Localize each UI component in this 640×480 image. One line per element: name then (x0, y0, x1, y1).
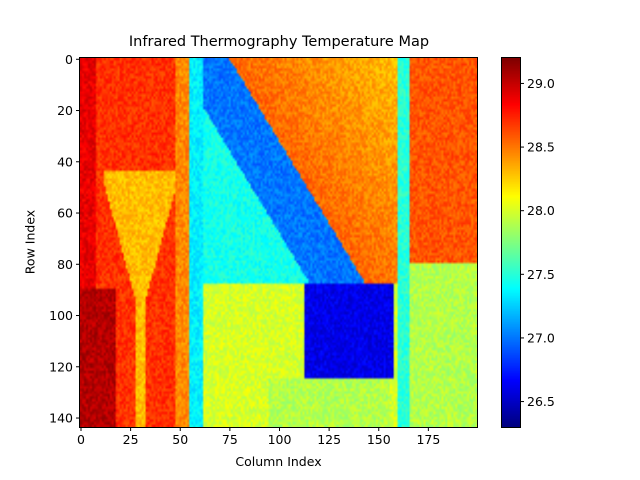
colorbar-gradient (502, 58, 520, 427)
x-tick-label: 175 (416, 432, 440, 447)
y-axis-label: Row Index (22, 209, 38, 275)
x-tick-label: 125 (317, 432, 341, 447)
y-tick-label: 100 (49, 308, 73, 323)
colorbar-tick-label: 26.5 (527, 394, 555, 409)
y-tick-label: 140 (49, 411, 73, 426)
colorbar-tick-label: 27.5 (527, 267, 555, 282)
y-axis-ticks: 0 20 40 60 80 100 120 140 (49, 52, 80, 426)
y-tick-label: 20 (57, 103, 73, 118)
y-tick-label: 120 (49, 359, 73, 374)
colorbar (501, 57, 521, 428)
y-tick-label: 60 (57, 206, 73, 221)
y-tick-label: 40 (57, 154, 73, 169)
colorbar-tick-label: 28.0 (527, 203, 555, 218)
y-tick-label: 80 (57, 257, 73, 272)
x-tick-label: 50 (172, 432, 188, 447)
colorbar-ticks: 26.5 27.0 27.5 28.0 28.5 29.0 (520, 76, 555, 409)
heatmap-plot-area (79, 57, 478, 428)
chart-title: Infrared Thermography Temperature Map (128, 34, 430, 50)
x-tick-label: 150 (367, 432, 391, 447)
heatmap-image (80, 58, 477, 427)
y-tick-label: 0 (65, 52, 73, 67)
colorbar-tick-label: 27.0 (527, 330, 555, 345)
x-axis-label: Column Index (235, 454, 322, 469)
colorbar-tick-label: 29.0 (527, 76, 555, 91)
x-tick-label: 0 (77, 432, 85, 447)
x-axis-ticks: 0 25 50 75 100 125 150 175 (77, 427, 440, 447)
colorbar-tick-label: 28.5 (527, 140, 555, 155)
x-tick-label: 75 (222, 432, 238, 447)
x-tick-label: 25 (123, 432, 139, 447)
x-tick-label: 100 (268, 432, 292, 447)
--
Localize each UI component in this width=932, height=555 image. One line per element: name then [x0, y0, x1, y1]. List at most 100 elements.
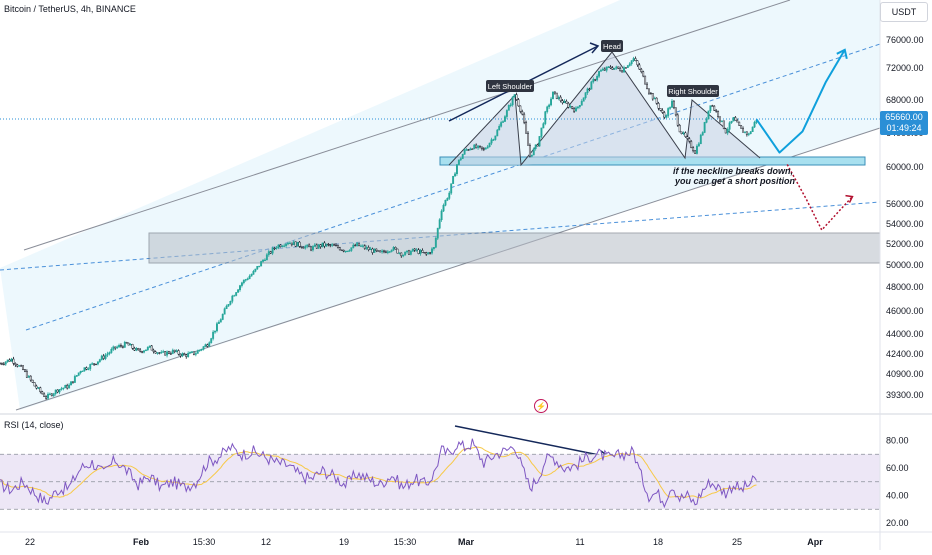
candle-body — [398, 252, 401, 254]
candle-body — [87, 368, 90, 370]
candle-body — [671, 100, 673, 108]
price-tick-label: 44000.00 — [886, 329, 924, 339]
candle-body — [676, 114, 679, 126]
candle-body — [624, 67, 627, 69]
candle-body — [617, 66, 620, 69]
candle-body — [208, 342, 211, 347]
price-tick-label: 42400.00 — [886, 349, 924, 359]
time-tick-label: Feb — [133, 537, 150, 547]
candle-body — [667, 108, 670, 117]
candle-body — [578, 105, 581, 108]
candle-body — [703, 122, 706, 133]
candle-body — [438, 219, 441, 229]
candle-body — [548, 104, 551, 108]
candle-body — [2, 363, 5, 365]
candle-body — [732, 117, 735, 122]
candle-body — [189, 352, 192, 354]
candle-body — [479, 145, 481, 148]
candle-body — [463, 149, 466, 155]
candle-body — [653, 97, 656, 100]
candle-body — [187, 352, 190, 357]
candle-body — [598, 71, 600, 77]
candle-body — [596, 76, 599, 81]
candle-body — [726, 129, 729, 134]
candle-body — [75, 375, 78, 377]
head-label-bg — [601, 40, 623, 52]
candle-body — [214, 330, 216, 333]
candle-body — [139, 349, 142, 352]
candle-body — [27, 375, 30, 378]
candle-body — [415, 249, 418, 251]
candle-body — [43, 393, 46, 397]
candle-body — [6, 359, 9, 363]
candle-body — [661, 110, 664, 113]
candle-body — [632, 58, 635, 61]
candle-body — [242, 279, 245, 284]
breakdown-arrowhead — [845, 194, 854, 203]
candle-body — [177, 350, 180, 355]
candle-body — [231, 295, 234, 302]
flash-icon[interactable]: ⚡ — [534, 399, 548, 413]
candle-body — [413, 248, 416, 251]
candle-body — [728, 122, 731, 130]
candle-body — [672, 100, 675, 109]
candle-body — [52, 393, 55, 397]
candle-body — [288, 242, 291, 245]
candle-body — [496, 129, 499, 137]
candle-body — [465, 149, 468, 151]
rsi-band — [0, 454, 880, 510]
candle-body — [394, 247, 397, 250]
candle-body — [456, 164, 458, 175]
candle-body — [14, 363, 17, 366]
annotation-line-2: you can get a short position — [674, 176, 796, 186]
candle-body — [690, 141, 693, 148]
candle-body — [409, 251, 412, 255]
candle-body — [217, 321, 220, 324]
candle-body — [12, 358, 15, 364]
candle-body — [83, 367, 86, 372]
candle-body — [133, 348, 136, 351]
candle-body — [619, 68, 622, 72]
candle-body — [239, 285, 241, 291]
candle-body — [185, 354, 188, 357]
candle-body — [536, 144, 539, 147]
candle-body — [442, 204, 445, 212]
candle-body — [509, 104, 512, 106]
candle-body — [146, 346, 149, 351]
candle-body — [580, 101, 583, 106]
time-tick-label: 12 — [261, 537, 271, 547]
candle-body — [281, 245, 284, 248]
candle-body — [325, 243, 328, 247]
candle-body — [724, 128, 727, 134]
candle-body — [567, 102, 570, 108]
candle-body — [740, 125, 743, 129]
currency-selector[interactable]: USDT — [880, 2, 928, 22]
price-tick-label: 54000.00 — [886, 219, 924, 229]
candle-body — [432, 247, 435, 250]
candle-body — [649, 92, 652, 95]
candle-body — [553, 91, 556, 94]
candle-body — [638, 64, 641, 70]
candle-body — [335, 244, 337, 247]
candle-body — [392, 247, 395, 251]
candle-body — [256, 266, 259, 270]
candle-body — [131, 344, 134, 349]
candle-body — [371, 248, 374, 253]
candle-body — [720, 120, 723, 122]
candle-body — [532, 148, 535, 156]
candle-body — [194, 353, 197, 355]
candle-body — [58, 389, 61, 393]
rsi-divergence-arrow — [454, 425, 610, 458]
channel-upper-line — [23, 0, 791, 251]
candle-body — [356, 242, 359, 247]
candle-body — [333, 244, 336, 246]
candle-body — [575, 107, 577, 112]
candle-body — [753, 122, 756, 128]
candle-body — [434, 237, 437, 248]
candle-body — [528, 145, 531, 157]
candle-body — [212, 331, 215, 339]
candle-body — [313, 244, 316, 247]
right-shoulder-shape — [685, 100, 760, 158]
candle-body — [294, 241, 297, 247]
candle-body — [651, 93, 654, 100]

## AIM
Please identify every line in the data above that contains the string "element", treating uppercase and lowercase as distinct, and copy each matching line.

## OUTPUT FOR THIS TASK
Localize each UI component in this 640×480 image. One line per element: name then (x0, y0, x1, y1).
Localize each UI component in this width=932, height=555 image. One line per element: name then [x0, y0, x1, y1]. List at most 100 elements.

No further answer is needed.